Given data:
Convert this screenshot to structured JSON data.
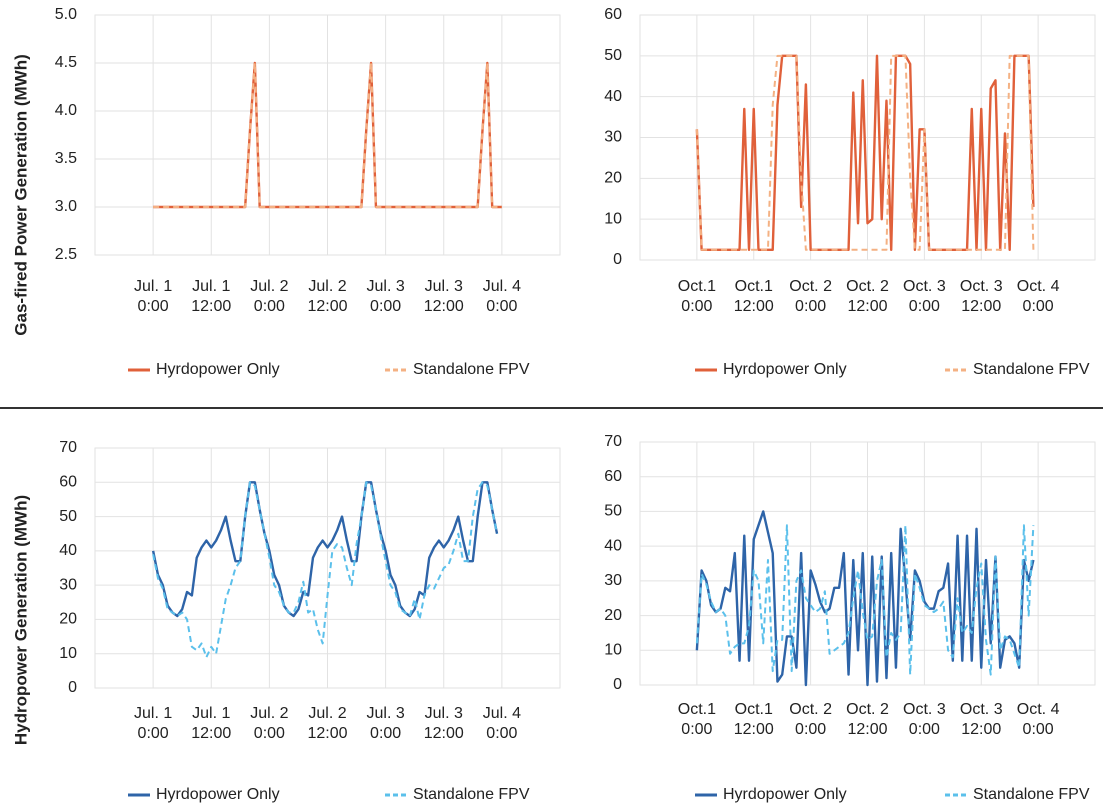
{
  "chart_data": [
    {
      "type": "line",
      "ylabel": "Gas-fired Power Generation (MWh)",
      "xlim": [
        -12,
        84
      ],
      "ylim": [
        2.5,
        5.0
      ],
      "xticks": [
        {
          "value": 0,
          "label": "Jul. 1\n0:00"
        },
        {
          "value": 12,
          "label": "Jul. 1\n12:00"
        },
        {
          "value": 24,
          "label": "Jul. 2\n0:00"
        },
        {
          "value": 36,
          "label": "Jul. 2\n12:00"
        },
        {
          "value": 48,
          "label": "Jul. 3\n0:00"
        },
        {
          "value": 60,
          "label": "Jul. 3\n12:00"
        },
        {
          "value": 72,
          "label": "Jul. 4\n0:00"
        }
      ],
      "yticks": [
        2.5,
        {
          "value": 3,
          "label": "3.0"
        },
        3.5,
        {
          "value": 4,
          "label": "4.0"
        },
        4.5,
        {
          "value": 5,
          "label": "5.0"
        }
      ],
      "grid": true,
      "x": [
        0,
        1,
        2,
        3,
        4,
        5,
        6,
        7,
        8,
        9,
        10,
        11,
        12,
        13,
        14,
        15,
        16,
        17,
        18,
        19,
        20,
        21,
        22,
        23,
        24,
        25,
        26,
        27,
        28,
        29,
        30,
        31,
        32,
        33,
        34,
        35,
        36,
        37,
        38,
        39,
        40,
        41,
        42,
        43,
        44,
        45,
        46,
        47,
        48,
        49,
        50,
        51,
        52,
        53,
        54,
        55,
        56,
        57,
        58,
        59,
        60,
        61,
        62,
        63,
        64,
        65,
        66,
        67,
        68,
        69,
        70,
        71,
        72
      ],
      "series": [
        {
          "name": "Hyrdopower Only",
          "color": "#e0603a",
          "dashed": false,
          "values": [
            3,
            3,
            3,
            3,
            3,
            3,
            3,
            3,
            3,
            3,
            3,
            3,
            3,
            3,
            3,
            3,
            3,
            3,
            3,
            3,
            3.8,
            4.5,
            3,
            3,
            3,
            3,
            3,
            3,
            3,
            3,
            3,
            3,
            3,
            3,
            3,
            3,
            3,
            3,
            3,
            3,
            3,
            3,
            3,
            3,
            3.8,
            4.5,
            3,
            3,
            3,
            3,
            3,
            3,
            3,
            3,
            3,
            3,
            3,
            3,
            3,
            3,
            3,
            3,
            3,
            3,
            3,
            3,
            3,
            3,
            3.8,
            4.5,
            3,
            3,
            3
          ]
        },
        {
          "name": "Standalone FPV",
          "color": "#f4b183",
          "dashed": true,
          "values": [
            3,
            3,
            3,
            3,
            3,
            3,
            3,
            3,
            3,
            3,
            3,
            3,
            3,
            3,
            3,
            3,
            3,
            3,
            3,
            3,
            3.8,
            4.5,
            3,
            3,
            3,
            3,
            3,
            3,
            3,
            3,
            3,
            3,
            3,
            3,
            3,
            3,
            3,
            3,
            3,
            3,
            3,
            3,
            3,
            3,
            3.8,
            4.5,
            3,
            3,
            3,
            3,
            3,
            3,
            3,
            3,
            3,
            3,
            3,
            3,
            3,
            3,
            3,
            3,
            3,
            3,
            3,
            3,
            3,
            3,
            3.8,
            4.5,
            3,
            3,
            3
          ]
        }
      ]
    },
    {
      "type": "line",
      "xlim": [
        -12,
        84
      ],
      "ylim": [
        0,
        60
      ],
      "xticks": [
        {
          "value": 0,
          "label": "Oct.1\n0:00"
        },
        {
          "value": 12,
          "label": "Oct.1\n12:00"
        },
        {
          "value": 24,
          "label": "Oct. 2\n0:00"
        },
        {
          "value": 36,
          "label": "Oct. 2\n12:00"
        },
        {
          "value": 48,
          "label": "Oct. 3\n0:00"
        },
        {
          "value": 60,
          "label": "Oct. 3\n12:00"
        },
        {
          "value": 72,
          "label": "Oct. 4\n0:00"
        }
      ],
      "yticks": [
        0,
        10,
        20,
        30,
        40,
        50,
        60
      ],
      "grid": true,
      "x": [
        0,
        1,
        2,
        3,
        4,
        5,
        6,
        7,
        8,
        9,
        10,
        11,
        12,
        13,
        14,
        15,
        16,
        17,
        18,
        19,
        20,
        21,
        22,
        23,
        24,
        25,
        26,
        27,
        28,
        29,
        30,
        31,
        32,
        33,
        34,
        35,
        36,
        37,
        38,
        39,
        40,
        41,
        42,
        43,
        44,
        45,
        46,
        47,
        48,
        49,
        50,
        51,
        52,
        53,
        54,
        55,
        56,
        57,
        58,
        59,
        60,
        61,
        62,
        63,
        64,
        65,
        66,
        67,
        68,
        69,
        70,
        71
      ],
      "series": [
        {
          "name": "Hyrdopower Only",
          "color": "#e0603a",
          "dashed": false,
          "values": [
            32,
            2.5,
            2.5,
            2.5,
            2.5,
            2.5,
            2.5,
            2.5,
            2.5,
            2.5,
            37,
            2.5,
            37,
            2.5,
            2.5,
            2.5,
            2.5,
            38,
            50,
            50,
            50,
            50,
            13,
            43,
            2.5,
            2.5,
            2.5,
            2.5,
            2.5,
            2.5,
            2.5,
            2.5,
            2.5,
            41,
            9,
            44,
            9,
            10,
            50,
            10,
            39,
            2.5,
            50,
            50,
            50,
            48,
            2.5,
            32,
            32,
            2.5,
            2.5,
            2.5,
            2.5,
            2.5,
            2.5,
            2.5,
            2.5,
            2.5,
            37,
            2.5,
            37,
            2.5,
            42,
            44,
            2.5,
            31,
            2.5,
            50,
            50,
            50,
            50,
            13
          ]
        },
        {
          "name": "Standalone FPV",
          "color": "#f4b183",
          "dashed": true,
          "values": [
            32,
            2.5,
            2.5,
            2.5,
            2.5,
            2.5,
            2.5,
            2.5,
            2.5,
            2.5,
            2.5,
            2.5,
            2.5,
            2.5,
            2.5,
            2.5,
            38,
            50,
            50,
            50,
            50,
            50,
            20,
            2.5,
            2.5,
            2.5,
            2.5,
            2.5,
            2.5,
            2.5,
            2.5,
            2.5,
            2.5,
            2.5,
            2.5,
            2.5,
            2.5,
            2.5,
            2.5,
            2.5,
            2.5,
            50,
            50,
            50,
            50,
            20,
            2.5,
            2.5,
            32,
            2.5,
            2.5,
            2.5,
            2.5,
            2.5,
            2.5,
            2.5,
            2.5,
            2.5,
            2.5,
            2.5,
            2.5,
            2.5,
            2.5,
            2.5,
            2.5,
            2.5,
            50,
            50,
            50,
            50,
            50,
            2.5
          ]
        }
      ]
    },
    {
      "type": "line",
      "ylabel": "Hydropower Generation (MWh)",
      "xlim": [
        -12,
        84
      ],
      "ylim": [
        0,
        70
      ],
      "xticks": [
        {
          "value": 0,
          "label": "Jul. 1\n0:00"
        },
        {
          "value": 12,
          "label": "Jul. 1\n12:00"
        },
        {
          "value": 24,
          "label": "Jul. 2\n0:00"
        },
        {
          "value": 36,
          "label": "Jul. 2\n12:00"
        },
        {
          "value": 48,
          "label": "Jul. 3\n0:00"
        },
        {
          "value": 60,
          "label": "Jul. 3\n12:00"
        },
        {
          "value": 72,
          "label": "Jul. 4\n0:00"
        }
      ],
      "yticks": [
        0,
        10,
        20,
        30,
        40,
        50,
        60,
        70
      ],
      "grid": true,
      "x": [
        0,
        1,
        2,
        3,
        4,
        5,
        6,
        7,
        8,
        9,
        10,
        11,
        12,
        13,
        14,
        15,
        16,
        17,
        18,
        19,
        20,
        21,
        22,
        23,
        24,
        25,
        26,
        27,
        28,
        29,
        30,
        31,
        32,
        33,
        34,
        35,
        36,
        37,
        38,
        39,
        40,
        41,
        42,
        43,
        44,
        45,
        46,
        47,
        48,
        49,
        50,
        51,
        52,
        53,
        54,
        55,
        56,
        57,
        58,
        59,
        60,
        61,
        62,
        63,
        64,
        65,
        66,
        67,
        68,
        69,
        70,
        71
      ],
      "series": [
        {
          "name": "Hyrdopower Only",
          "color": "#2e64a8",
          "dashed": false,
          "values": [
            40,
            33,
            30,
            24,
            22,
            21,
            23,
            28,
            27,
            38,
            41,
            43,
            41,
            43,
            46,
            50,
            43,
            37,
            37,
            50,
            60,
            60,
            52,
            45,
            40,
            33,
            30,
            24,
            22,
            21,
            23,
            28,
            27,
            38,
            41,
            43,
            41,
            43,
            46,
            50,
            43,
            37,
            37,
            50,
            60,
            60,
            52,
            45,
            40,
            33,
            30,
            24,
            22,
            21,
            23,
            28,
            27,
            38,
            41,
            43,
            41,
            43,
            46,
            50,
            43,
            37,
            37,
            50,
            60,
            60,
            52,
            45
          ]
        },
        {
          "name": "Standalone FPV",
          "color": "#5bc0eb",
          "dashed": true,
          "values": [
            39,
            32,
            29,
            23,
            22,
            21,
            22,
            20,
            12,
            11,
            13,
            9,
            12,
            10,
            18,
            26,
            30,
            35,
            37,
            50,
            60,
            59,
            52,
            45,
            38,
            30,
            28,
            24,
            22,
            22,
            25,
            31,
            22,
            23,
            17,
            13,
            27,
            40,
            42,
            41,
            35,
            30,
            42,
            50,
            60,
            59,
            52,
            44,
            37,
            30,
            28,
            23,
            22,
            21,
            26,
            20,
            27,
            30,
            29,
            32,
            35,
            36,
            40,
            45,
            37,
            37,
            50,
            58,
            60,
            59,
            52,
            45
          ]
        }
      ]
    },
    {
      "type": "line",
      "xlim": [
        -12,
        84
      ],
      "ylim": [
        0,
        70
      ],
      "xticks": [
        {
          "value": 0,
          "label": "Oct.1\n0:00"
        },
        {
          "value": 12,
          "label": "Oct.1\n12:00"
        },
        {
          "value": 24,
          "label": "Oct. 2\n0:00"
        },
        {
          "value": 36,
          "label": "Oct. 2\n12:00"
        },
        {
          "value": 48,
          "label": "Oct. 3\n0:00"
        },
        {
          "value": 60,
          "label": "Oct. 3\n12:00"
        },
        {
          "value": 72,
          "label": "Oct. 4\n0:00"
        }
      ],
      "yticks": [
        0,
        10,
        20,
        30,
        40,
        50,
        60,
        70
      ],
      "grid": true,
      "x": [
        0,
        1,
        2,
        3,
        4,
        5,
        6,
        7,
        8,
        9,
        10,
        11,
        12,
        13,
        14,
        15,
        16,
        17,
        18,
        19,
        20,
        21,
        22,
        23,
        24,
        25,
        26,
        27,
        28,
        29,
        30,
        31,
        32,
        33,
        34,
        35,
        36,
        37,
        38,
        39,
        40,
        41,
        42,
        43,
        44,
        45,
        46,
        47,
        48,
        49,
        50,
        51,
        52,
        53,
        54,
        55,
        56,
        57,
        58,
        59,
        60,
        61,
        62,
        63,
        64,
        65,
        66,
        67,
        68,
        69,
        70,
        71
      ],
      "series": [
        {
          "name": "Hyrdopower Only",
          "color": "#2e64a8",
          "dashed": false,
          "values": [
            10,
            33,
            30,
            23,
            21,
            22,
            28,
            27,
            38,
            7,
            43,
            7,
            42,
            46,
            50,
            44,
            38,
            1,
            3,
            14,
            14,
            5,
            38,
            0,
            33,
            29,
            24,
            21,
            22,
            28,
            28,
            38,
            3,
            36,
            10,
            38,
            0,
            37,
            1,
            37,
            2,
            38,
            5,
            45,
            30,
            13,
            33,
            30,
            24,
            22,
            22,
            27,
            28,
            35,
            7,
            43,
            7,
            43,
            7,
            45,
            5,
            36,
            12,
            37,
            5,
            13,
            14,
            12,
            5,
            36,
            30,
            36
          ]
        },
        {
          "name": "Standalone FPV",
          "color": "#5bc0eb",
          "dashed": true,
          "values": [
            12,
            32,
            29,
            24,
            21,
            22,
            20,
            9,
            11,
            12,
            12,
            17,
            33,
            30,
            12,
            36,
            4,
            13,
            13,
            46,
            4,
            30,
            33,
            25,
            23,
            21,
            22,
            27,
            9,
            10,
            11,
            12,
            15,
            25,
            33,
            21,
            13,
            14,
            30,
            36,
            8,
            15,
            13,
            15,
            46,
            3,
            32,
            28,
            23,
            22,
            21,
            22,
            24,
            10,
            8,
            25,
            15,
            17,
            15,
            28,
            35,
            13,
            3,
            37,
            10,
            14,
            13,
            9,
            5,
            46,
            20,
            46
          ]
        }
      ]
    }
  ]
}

What is required: Reproduce every line from the entries that holds the word "Generation".

Solution to this exercise:
      "ylabel": "Gas-fired Power Generation (MWh)",
      "ylabel": "Hydropower Generation (MWh)",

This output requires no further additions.